Stored data
........
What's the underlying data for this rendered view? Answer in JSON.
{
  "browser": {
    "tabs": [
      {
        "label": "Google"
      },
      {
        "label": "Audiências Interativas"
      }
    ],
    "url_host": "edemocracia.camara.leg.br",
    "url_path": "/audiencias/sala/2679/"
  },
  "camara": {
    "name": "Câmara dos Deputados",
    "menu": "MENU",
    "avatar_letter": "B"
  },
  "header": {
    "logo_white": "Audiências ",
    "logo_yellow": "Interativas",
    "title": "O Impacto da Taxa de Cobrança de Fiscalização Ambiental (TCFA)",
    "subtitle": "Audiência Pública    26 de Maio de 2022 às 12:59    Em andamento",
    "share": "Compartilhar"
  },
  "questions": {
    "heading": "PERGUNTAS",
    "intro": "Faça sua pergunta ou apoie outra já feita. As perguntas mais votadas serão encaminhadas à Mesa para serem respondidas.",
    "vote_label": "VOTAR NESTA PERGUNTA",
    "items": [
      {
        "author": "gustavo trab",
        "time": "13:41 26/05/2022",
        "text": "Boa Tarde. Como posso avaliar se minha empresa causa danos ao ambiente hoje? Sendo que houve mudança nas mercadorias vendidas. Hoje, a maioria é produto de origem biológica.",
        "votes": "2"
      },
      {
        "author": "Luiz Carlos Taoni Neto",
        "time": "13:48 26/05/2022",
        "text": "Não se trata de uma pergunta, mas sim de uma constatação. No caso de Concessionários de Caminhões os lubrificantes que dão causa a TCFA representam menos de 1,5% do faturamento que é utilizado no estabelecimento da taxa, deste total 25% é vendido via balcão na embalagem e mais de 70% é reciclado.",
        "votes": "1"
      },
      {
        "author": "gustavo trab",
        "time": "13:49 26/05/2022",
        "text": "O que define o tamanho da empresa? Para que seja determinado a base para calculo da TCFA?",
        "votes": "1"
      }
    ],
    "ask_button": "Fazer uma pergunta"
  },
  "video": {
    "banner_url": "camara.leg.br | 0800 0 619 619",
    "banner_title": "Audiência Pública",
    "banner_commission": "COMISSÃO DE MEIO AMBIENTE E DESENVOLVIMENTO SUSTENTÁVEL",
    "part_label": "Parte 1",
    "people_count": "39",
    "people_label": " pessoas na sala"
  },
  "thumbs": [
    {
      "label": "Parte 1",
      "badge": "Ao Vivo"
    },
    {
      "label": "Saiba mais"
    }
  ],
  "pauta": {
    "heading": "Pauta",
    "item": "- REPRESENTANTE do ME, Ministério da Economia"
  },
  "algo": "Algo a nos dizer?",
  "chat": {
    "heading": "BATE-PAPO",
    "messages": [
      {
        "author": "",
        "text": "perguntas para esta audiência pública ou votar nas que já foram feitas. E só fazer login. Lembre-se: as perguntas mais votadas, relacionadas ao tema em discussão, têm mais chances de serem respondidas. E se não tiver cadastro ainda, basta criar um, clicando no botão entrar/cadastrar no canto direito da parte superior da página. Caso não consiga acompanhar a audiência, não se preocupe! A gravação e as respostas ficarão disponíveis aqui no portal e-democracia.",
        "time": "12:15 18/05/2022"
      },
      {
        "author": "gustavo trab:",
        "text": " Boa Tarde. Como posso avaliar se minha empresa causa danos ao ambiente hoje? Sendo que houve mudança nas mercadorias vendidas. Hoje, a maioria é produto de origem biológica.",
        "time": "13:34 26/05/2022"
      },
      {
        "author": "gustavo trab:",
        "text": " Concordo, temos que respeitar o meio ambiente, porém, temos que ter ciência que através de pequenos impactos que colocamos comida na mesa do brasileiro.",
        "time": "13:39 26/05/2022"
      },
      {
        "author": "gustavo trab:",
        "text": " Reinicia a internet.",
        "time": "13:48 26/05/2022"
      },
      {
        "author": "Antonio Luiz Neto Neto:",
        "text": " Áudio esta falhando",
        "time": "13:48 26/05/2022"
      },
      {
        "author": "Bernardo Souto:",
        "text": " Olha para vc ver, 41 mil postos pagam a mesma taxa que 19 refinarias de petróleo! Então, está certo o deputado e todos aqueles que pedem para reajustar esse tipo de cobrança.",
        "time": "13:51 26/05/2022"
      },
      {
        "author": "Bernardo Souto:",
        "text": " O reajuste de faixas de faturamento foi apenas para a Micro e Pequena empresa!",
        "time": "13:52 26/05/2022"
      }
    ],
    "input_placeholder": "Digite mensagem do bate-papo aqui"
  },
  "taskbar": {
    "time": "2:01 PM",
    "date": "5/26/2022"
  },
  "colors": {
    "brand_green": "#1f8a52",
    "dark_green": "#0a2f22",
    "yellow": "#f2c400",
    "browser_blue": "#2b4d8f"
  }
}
........
▶ **INSTRUCTIONS TO FOLLOW**: Write all of the records out again exactly.

▶ **WORKED SOLUTION**:
What's the underlying data for this rendered view? Answer in JSON.
{
  "browser": {
    "tabs": [
      {
        "label": "Google"
      },
      {
        "label": "Audiências Interativas"
      }
    ],
    "url_host": "edemocracia.camara.leg.br",
    "url_path": "/audiencias/sala/2679/"
  },
  "camara": {
    "name": "Câmara dos Deputados",
    "menu": "MENU",
    "avatar_letter": "B"
  },
  "header": {
    "logo_white": "Audiências ",
    "logo_yellow": "Interativas",
    "title": "O Impacto da Taxa de Cobrança de Fiscalização Ambiental (TCFA)",
    "subtitle": "Audiência Pública    26 de Maio de 2022 às 12:59    Em andamento",
    "share": "Compartilhar"
  },
  "questions": {
    "heading": "PERGUNTAS",
    "intro": "Faça sua pergunta ou apoie outra já feita. As perguntas mais votadas serão encaminhadas à Mesa para serem respondidas.",
    "vote_label": "VOTAR NESTA PERGUNTA",
    "items": [
      {
        "author": "gustavo trab",
        "time": "13:41 26/05/2022",
        "text": "Boa Tarde. Como posso avaliar se minha empresa causa danos ao ambiente hoje? Sendo que houve mudança nas mercadorias vendidas. Hoje, a maioria é produto de origem biológica.",
        "votes": "2"
      },
      {
        "author": "Luiz Carlos Taoni Neto",
        "time": "13:48 26/05/2022",
        "text": "Não se trata de uma pergunta, mas sim de uma constatação. No caso de Concessionários de Caminhões os lubrificantes que dão causa a TCFA representam menos de 1,5% do faturamento que é utilizado no estabelecimento da taxa, deste total 25% é vendido via balcão na embalagem e mais de 70% é reciclado.",
        "votes": "1"
      },
      {
        "author": "gustavo trab",
        "time": "13:49 26/05/2022",
        "text": "O que define o tamanho da empresa? Para que seja determinado a base para calculo da TCFA?",
        "votes": "1"
      }
    ],
    "ask_button": "Fazer uma pergunta"
  },
  "video": {
    "banner_url": "camara.leg.br | 0800 0 619 619",
    "banner_title": "Audiência Pública",
    "banner_commission": "COMISSÃO DE MEIO AMBIENTE E DESENVOLVIMENTO SUSTENTÁVEL",
    "part_label": "Parte 1",
    "people_count": "39",
    "people_label": " pessoas na sala"
  },
  "thumbs": [
    {
      "label": "Parte 1",
      "badge": "Ao Vivo"
    },
    {
      "label": "Saiba mais"
    }
  ],
  "pauta": {
    "heading": "Pauta",
    "item": "- REPRESENTANTE do ME, Ministério da Economia"
  },
  "algo": "Algo a nos dizer?",
  "chat": {
    "heading": "BATE-PAPO",
    "messages": [
      {
        "author": "",
        "text": "perguntas para esta audiência pública ou votar nas que já foram feitas. E só fazer login. Lembre-se: as perguntas mais votadas, relacionadas ao tema em discussão, têm mais chances de serem respondidas. E se não tiver cadastro ainda, basta criar um, clicando no botão entrar/cadastrar no canto direito da parte superior da página. Caso não consiga acompanhar a audiência, não se preocupe! A gravação e as respostas ficarão disponíveis aqui no portal e-democracia.",
        "time": "12:15 18/05/2022"
      },
      {
        "author": "gustavo trab:",
        "text": " Boa Tarde. Como posso avaliar se minha empresa causa danos ao ambiente hoje? Sendo que houve mudança nas mercadorias vendidas. Hoje, a maioria é produto de origem biológica.",
        "time": "13:34 26/05/2022"
      },
      {
        "author": "gustavo trab:",
        "text": " Concordo, temos que respeitar o meio ambiente, porém, temos que ter ciência que através de pequenos impactos que colocamos comida na mesa do brasileiro.",
        "time": "13:39 26/05/2022"
      },
      {
        "author": "gustavo trab:",
        "text": " Reinicia a internet.",
        "time": "13:48 26/05/2022"
      },
      {
        "author": "Antonio Luiz Neto Neto:",
        "text": " Áudio esta falhando",
        "time": "13:48 26/05/2022"
      },
      {
        "author": "Bernardo Souto:",
        "text": " Olha para vc ver, 41 mil postos pagam a mesma taxa que 19 refinarias de petróleo! Então, está certo o deputado e todos aqueles que pedem para reajustar esse tipo de cobrança.",
        "time": "13:51 26/05/2022"
      },
      {
        "author": "Bernardo Souto:",
        "text": " O reajuste de faixas de faturamento foi apenas para a Micro e Pequena empresa!",
        "time": "13:52 26/05/2022"
      }
    ],
    "input_placeholder": "Digite mensagem do bate-papo aqui"
  },
  "taskbar": {
    "time": "2:01 PM",
    "date": "5/26/2022"
  },
  "colors": {
    "brand_green": "#1f8a52",
    "dark_green": "#0a2f22",
    "yellow": "#f2c400",
    "browser_blue": "#2b4d8f"
  }
}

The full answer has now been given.